> _Problem statement_
Only the number is wanted: count the lines that contain "merely".

> _Records provided_
- - - -
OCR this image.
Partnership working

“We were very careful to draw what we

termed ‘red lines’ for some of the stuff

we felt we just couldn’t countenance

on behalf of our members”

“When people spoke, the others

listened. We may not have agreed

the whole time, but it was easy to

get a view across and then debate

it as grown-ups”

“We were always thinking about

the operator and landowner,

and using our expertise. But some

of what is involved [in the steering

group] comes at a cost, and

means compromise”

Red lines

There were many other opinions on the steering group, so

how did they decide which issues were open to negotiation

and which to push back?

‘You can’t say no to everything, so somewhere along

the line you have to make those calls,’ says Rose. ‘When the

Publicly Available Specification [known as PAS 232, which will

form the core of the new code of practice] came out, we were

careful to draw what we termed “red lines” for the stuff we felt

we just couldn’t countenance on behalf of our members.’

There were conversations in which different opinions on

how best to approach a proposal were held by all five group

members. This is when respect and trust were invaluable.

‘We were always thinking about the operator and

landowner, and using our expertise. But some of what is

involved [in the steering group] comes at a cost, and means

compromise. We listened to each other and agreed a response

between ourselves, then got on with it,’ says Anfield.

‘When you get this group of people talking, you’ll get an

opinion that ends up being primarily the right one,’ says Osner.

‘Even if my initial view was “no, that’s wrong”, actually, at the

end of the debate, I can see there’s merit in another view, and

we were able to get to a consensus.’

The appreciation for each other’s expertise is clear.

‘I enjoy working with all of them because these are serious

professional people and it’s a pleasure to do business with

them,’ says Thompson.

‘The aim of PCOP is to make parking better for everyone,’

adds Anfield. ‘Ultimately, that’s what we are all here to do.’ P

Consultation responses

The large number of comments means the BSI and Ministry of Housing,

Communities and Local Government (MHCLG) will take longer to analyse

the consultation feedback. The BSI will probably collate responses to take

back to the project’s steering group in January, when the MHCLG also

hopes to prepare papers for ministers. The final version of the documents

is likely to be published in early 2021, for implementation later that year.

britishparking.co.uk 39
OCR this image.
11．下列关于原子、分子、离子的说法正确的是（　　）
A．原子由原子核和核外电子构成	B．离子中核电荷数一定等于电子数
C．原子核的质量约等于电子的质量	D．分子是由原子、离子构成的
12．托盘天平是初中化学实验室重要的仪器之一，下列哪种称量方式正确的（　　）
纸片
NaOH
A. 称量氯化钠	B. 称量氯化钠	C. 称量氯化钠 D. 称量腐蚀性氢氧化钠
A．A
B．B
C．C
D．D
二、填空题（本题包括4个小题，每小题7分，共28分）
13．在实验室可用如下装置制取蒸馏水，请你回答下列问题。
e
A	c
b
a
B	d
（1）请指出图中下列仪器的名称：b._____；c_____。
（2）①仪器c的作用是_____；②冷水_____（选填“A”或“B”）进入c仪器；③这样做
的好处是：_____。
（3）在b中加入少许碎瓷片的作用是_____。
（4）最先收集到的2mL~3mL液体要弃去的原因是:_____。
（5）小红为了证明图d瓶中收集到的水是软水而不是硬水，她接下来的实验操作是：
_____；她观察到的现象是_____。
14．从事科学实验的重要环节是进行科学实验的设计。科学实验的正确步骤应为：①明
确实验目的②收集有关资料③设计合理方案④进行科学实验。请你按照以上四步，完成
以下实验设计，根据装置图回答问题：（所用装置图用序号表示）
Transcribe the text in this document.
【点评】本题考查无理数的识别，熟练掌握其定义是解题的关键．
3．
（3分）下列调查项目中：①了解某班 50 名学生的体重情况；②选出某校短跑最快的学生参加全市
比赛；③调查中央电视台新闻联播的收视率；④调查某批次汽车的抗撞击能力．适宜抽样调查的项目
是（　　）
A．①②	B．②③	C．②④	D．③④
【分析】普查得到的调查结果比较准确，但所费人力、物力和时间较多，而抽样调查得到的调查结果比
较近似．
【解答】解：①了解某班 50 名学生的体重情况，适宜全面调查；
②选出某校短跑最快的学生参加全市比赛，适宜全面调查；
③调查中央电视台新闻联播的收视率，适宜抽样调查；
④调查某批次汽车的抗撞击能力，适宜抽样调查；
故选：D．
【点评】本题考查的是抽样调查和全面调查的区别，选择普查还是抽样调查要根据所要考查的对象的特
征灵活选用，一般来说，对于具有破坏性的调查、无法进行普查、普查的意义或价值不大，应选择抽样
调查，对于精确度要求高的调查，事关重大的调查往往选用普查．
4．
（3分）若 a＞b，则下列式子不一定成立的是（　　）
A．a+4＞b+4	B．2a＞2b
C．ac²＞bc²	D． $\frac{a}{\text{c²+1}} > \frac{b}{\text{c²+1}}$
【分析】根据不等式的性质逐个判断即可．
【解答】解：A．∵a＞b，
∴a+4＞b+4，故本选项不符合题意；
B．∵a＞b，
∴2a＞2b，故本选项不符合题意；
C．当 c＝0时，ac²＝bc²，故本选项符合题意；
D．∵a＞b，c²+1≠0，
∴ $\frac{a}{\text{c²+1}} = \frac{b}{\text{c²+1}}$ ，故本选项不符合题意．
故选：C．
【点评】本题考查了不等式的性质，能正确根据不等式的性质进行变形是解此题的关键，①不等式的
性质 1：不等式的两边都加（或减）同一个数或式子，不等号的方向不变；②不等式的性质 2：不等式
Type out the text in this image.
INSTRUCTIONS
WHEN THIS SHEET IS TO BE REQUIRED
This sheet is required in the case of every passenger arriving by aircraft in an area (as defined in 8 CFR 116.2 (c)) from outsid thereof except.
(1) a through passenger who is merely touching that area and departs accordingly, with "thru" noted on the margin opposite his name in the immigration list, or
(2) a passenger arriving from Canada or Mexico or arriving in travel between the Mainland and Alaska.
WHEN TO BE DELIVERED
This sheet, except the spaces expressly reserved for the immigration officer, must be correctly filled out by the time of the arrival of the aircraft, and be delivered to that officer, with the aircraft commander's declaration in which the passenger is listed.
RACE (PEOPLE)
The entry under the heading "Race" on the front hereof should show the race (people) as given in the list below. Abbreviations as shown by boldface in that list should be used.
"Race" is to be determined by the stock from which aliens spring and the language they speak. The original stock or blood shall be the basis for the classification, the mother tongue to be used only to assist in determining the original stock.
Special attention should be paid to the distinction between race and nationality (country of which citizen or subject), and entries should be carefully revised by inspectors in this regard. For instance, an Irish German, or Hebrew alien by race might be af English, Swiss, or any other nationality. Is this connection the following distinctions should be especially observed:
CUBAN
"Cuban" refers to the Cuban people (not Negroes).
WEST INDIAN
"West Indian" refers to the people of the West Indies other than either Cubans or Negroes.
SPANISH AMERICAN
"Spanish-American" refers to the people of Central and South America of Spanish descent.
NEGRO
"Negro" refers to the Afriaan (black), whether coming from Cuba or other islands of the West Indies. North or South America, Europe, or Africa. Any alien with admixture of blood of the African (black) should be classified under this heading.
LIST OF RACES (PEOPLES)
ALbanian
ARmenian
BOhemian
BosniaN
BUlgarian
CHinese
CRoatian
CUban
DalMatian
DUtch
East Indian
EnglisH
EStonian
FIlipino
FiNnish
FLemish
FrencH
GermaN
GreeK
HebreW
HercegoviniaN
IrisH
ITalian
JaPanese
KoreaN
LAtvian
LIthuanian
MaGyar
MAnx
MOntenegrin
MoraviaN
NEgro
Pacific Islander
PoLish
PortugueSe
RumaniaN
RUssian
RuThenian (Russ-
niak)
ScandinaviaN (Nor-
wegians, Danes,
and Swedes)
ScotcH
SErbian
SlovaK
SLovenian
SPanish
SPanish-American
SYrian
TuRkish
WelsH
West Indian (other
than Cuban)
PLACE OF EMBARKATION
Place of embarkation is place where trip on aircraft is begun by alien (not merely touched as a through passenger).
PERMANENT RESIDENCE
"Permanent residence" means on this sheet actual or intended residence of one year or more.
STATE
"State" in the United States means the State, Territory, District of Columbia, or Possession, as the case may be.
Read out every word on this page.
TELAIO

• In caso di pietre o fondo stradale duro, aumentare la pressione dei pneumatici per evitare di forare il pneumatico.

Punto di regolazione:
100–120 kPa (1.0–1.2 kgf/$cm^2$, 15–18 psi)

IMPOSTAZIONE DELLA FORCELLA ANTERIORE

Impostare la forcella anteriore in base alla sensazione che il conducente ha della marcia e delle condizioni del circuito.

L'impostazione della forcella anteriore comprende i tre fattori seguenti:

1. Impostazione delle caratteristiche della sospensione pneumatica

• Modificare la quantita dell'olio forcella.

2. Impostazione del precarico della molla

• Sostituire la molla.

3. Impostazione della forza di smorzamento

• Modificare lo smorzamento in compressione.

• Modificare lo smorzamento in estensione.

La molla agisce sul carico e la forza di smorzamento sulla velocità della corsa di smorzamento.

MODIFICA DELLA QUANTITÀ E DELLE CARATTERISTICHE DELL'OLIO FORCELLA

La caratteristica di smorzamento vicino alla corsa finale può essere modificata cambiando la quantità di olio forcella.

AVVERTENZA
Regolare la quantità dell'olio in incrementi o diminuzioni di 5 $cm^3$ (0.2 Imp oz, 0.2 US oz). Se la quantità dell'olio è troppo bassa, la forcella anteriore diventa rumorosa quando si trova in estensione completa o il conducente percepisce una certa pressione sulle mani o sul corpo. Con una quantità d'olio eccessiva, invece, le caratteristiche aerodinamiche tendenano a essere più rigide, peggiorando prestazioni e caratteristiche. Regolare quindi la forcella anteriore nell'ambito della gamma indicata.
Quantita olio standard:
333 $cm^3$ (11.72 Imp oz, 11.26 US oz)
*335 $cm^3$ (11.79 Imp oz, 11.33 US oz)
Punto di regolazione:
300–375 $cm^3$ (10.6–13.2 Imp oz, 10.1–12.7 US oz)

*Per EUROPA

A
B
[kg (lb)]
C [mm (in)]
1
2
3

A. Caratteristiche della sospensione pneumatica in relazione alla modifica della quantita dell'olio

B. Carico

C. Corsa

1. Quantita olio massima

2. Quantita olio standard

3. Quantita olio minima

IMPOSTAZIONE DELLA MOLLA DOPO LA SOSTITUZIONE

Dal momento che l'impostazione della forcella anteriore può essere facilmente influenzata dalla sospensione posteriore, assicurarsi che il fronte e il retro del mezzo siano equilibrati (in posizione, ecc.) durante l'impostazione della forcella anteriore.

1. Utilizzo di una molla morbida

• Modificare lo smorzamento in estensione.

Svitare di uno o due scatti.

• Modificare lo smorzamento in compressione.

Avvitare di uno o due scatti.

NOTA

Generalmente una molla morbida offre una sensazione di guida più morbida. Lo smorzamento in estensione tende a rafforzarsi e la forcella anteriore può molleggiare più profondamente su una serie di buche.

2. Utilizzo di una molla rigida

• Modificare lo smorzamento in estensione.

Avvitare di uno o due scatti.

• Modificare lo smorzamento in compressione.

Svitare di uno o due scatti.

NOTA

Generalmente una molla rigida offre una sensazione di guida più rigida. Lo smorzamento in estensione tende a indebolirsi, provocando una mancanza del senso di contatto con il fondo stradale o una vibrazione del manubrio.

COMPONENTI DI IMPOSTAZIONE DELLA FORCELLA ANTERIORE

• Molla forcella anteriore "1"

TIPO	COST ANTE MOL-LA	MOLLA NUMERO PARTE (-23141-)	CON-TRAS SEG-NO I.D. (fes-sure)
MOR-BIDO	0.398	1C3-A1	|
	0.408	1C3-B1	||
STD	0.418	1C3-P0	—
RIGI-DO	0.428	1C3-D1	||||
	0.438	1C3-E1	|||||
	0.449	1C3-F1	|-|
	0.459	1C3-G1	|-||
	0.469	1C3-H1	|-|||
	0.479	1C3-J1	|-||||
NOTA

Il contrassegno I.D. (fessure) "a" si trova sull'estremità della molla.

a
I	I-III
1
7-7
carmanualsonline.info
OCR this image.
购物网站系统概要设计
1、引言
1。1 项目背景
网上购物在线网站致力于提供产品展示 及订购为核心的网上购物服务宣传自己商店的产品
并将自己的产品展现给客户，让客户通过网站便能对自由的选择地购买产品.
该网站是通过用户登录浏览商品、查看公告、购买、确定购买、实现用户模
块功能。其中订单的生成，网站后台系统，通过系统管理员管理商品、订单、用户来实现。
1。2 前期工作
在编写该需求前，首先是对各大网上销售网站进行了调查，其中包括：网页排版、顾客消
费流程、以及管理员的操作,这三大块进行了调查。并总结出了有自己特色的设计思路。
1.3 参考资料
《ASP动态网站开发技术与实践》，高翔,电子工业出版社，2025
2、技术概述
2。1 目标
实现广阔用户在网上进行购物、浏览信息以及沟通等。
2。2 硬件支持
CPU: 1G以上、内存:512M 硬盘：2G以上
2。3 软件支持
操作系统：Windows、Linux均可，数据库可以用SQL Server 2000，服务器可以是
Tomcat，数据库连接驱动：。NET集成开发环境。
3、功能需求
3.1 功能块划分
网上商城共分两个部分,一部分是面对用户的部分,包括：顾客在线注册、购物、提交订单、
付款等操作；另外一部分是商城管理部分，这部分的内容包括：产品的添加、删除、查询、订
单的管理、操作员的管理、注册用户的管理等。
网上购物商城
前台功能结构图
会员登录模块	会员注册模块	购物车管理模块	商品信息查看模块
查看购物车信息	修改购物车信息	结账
- - - -
> _Problem solution_
2